= Provided information =
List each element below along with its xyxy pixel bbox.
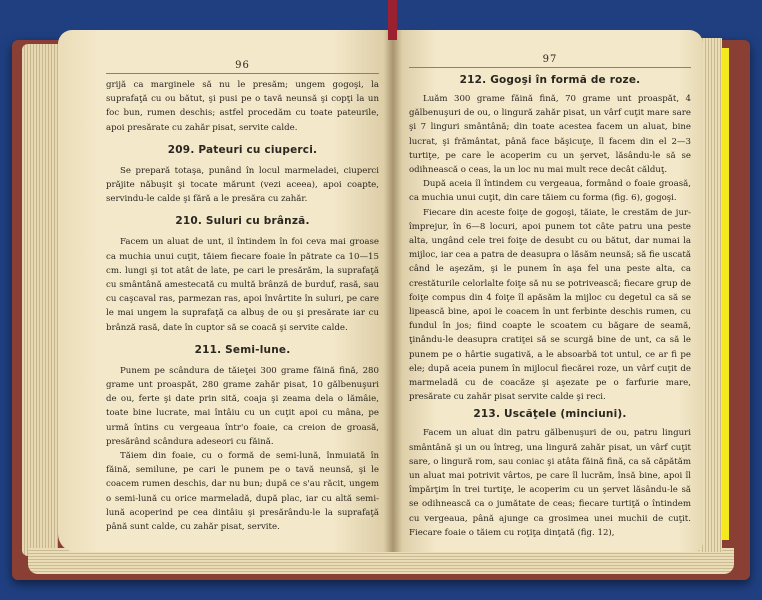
paragraph: Luăm 300 grame făină fină, 70 grame unt proaspăt, 4 gălbenuşuri de ou, o lingură zahăr pisat, un vârf cuţit mare sare şi 7 linguri smântână; din toate acestea facem un aluat, bine lucrat, şi frământat, până face băşicuţe, îl facem din el 2—3 turtiţe, pe care le acoperim cu un şervet, lăsându-le să se odihnească o ceas, la un loc nu mai mult rece decât călduţ.	[409, 94, 691, 176]
paragraph: Tăiem din foaie, cu o formă de semi-lună, înmuiată în făină, semilune, pe cari le punem pe o tavă neunsă, şi le coacem rumen deschis, dar nu bun; după ce s'au răcit, ungem o semi-lună cu orice marmeladă, după plac, iar cu altă semi-lună acoperind pe cea dintâiu şi presărându-le la suprafaţă până sunt calde, cu zahăr pisat, servite.	[106, 451, 379, 533]
paragraph: Facem un aluat din patru gălbenuşuri de ou, patru linguri smântână şi un ou întreg, una lingură zahăr pisat, un vârf cuţit sare, o lingură rom, sau coniac şi atâta făină fină, ca să căpătăm un aluat mai potrivit vârtos, pe care îl lucrăm, însă bine, apoi îl împărţim în trei turtiţe, le acoperim cu un şervet lăsându-le să se odihnească ca o jumătate de ceas; fiecare turtiţă o întindem cu vergeaua, până ajunge ca grosimea unei muchii de cuţit. Fiecare foaie o tăiem cu roţiţa dinţată (fig. 12),	[409, 428, 691, 538]
page-number-right: 97	[409, 54, 691, 68]
paragraph: După aceia îl întindem cu vergeaua, formând o foaie groasă, ca muchia unui cuţit, din care tăiem cu forma (fig. 6), gogoşi.	[409, 179, 691, 204]
page-edges-left	[22, 44, 58, 556]
paragraph: Facem un aluat de unt, il întindem în foi ceva mai groase ca muchia unui cuţit, tăiem fiecare foaie în pătrate ca 10—15 cm. lungi şi tot atât de late, pe cari le presărăm, la suprafaţă cu smântână amestecată cu multă brânză de burduf, rasă, sau cu caşcaval ras, parmezan ras, apoi învârtite în suluri, pe care le mai ungem la suprafaţă ca albuş de ou şi presărate iar cu brânză rasă, date în cuptor să se coacă şi servite calde.	[106, 237, 379, 333]
recipe-title-213: 213. Uscăţele (minciuni).	[473, 408, 627, 421]
page-edges-right	[700, 38, 722, 552]
paragraph: Punem pe scândura de tăieţei 300 grame făină fină, 280 grame unt proaspăt, 280 grame zahăr pisat, 10 gălbenuşuri de ou, ferte şi date prin sită, coaja şi zeama dela o lămâie, toate bine lucrate, mai întâiu cu un cuţit apoi cu mâna, pe urmă întins cu vergeaua într'o foaie, ca creion de groasă, presărând scândura adeseori cu făină.	[106, 365, 379, 447]
right-page	[393, 30, 703, 552]
recipe-title-210: 210. Suluri cu brânză.	[175, 215, 310, 228]
paragraph: Fiecare din aceste foiţe de gogoşi, tăiate, le crestăm de jur-împrejur, în 6—8 locuri, apoi punem tot câte patru una peste alta, ungând cele trei foiţe de desubt cu ou bătut, dar numai la mijloc, iar cea a patra de deasupra o lăsăm neunsă; să fie uscată când le aşezăm, şi le punem în aşa fel una peste alta, ca crestăturile celorlalte foiţe să nu se potrivească; fiecare grup de foiţe compus din 4 foiţe îl apăsăm la mijloc cu degetul ca să se lipească bine, apoi le coacem în unt ferbinte deschis rumen, cu fundul în jos; fiind coapte le scoatem cu băgare de seamă, ţinându-le deasupra cratiţei să se scurgă bine de unt, ca să le punem pe o hârtie sugativă, a le absoarbă tot untul, ce ar fi pe ele; după aceia punem în mijlocul fiecărei roze, un vârf cuţit de marmeladă cu de coacăze şi aşezate pe o farfurie mare, presărate cu zahăr pisat servite calde şi reci.	[409, 207, 691, 403]
recipe-title-212: 212. Gogoşi în formă de roze.	[459, 74, 641, 86]
paragraph: Se prepară totaşa, punând în locul marmeladei, ciuperci prăjite năbuşit şi tocate mărunt (vezi aceea), apoi coapte, servindu-le calde şi fără a le presăra cu zahăr.	[106, 165, 379, 205]
left-page	[58, 30, 393, 552]
paragraph: grijă ca marginele să nu le presăm; ungem gogoşi, la suprafaţă cu ou bătut, şi pusi pe o tavă neunsă şi copţi la un foc bun, rumen deschis; astfel procedăm cu toate pateurile, apoi presărate cu zahăr pisat, servite calde.	[106, 80, 379, 133]
book-gutter	[384, 30, 402, 552]
ribbon-bookmark	[388, 0, 397, 40]
page-number-left: 96	[106, 60, 379, 74]
recipe-title-211: 211. Semi-lune.	[194, 343, 291, 356]
recipe-title-209: 209. Pateuri cu ciuperci.	[167, 143, 318, 156]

= Requirements =
Output every line above verbatim, leaving out the pictures.

= Response to this exercise =
List each element below along with its xyxy pixel bbox.
paragraph: Luăm 300 grame făină fină, 70 grame unt proaspăt, 4 gălbenuşuri de ou, o lingură zahăr pisat, un vârf cuţit mare sare şi 7 linguri smântână; din toate acestea facem un aluat, bine lucrat, şi frământat, până face băşicuţe, îl facem din el 2—3 turtiţe, pe care le acoperim cu un şervet, lăsându-le să se odihnească o ceas, la un loc nu mai mult rece decât călduţ.	[409, 94, 691, 176]
paragraph: Tăiem din foaie, cu o formă de semi-lună, înmuiată în făină, semilune, pe cari le punem pe o tavă neunsă, şi le coacem rumen deschis, dar nu bun; după ce s'au răcit, ungem o semi-lună cu orice marmeladă, după plac, iar cu altă semi-lună acoperind pe cea dintâiu şi presărându-le la suprafaţă până sunt calde, cu zahăr pisat, servite.	[106, 451, 379, 533]
paragraph: Facem un aluat din patru gălbenuşuri de ou, patru linguri smântână şi un ou întreg, una lingură zahăr pisat, un vârf cuţit sare, o lingură rom, sau coniac şi atâta făină fină, ca să căpătăm un aluat mai potrivit vârtos, pe care îl lucrăm, însă bine, apoi îl împărţim în trei turtiţe, le acoperim cu un şervet lăsându-le să se odihnească ca o jumătate de ceas; fiecare turtiţă o întindem cu vergeaua, până ajunge ca grosimea unei muchii de cuţit. Fiecare foaie o tăiem cu roţiţa dinţată (fig. 12),	[409, 428, 691, 538]
page-number-right: 97	[409, 54, 691, 68]
paragraph: După aceia îl întindem cu vergeaua, formând o foaie groasă, ca muchia unui cuţit, din care tăiem cu forma (fig. 6), gogoşi.	[409, 179, 691, 204]
page-edges-left	[22, 44, 58, 556]
paragraph: Facem un aluat de unt, il întindem în foi ceva mai groase ca muchia unui cuţit, tăiem fiecare foaie în pătrate ca 10—15 cm. lungi şi tot atât de late, pe cari le presărăm, la suprafaţă cu smântână amestecată cu multă brânză de burduf, rasă, sau cu caşcaval ras, parmezan ras, apoi învârtite în suluri, pe care le mai ungem la suprafaţă ca albuş de ou şi presărate iar cu brânză rasă, date în cuptor să se coacă şi servite calde.	[106, 237, 379, 333]
recipe-title-213: 213. Uscăţele (minciuni).	[473, 408, 627, 421]
page-edges-right	[700, 38, 722, 552]
paragraph: Punem pe scândura de tăieţei 300 grame făină fină, 280 grame unt proaspăt, 280 grame zahăr pisat, 10 gălbenuşuri de ou, ferte şi date prin sită, coaja şi zeama dela o lămâie, toate bine lucrate, mai întâiu cu un cuţit apoi cu mâna, pe urmă întins cu vergeaua într'o foaie, ca creion de groasă, presărând scândura adeseori cu făină.	[106, 365, 379, 447]
right-page	[393, 30, 703, 552]
recipe-title-210: 210. Suluri cu brânză.	[175, 215, 310, 228]
paragraph: Fiecare din aceste foiţe de gogoşi, tăiate, le crestăm de jur-împrejur, în 6—8 locuri, apoi punem tot câte patru una peste alta, ungând cele trei foiţe de desubt cu ou bătut, dar numai la mijloc, iar cea a patra de deasupra o lăsăm neunsă; să fie uscată când le aşezăm, şi le punem în aşa fel una peste alta, ca crestăturile celorlalte foiţe să nu se potrivească; fiecare grup de foiţe compus din 4 foiţe îl apăsăm la mijloc cu degetul ca să se lipească bine, apoi le coacem în unt ferbinte deschis rumen, cu fundul în jos; fiind coapte le scoatem cu băgare de seamă, ţinându-le deasupra cratiţei să se scurgă bine de unt, ca să le punem pe o hârtie sugativă, a le absoarbă tot untul, ce ar fi pe ele; după aceia punem în mijlocul fiecărei roze, un vârf cuţit de marmeladă cu de coacăze şi aşezate pe o farfurie mare, presărate cu zahăr pisat servite calde şi reci.	[409, 207, 691, 403]
recipe-title-212: 212. Gogoşi în formă de roze.	[459, 74, 641, 86]
paragraph: Se prepară totaşa, punând în locul marmeladei, ciuperci prăjite năbuşit şi tocate mărunt (vezi aceea), apoi coapte, servindu-le calde şi fără a le presăra cu zahăr.	[106, 165, 379, 205]
left-page	[58, 30, 393, 552]
paragraph: grijă ca marginele să nu le presăm; ungem gogoşi, la suprafaţă cu ou bătut, şi pusi pe o tavă neunsă şi copţi la un foc bun, rumen deschis; astfel procedăm cu toate pateurile, apoi presărate cu zahăr pisat, servite calde.	[106, 80, 379, 133]
book-gutter	[384, 30, 402, 552]
ribbon-bookmark	[388, 0, 397, 40]
page-number-left: 96	[106, 60, 379, 74]
recipe-title-211: 211. Semi-lune.	[194, 343, 291, 356]
recipe-title-209: 209. Pateuri cu ciuperci.	[167, 143, 318, 156]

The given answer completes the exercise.